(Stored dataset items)
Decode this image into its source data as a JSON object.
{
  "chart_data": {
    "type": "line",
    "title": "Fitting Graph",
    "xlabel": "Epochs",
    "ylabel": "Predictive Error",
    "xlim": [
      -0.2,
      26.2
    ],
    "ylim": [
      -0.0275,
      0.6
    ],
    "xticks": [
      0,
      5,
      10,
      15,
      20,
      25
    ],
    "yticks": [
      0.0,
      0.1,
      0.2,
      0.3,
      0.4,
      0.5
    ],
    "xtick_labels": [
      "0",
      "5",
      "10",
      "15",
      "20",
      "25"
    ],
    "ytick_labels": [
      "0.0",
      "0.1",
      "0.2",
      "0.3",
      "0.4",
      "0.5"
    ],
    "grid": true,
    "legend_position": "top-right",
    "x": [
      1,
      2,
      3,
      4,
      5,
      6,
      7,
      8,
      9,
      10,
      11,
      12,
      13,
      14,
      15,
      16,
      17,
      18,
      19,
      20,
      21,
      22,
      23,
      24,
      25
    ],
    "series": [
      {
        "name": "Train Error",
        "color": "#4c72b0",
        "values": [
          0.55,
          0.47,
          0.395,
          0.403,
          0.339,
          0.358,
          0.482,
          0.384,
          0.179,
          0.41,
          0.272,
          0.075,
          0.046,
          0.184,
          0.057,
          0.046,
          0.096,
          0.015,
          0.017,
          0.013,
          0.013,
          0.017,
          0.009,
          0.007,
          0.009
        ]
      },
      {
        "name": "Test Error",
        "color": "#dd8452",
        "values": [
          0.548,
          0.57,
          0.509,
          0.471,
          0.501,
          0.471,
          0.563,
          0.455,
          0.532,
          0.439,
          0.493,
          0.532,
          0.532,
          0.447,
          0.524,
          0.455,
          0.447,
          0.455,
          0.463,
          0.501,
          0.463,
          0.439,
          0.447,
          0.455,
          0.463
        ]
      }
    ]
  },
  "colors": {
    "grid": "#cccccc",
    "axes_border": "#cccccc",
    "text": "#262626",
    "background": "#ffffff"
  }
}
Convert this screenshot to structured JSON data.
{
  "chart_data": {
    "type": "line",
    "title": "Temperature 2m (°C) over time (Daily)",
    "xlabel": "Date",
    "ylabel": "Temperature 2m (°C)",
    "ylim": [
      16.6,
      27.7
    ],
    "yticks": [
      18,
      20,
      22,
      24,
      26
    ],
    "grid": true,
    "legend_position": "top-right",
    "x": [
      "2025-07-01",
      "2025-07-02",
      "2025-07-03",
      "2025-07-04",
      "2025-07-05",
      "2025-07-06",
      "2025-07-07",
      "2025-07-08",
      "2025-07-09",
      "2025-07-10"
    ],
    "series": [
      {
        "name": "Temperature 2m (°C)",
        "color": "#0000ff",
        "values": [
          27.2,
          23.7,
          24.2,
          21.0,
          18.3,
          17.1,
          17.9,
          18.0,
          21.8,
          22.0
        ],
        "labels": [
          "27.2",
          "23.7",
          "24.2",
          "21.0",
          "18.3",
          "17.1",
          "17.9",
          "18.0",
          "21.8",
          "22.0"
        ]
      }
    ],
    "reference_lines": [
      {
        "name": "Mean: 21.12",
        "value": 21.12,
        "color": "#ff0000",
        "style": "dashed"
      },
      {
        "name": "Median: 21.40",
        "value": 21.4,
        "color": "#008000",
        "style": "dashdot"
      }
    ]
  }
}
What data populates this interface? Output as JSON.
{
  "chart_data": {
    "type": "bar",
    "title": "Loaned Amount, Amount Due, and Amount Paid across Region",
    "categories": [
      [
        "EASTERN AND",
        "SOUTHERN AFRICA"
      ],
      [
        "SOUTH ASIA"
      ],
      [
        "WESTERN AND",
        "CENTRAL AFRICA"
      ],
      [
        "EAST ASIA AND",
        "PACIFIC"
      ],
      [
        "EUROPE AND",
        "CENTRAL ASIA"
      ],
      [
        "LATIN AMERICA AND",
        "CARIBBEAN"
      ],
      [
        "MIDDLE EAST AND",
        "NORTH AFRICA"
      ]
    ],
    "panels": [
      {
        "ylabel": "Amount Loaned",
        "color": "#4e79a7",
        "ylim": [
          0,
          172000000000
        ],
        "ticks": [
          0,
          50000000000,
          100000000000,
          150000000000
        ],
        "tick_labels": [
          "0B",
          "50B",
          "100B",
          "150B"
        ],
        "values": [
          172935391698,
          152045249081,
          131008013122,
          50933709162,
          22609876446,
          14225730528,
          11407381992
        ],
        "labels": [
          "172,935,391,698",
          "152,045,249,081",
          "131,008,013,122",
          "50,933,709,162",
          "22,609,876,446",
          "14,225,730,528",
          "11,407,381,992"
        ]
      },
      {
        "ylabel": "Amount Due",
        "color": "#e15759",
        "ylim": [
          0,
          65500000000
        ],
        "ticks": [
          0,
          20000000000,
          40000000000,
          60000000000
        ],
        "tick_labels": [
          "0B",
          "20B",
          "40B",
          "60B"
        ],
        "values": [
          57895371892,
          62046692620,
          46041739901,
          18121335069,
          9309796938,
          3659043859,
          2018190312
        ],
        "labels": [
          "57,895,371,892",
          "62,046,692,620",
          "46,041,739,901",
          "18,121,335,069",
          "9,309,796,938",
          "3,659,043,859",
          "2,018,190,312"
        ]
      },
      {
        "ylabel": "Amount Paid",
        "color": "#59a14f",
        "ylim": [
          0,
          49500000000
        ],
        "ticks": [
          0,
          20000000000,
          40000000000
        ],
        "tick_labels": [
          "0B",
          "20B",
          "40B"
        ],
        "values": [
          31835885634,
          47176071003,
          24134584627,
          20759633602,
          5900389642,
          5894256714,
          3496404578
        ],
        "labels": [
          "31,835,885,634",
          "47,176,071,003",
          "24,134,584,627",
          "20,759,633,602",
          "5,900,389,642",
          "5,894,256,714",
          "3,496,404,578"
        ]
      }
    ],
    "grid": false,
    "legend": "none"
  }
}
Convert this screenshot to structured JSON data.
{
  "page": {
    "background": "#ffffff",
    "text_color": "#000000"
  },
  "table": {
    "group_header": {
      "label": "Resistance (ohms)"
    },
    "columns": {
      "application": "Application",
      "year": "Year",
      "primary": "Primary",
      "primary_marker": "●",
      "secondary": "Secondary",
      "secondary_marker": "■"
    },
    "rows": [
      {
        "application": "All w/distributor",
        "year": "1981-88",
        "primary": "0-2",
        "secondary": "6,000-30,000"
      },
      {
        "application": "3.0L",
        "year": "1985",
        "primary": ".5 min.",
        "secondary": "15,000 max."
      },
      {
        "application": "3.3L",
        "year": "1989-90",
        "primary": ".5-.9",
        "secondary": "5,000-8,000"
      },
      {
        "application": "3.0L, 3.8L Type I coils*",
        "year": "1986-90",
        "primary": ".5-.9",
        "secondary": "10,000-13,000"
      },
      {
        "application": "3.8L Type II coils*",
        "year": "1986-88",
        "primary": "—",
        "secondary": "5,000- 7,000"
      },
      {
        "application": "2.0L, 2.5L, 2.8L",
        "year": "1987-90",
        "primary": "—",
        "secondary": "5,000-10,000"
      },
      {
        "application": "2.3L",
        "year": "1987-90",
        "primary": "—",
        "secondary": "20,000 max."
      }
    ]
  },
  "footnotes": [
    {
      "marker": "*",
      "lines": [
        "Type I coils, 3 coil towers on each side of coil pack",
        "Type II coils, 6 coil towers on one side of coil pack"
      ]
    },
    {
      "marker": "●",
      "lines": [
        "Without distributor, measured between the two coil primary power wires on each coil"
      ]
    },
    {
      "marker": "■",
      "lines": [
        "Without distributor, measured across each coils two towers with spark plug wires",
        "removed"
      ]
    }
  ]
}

(STATED PROBLEM) Your task is to list each line of the records with the word "across".

(FULL SOLUTION)
    "title": "Loaned Amount, Amount Due, and Amount Paid across Region",
        "Without distributor, measured across each coils two towers with spark plug wires",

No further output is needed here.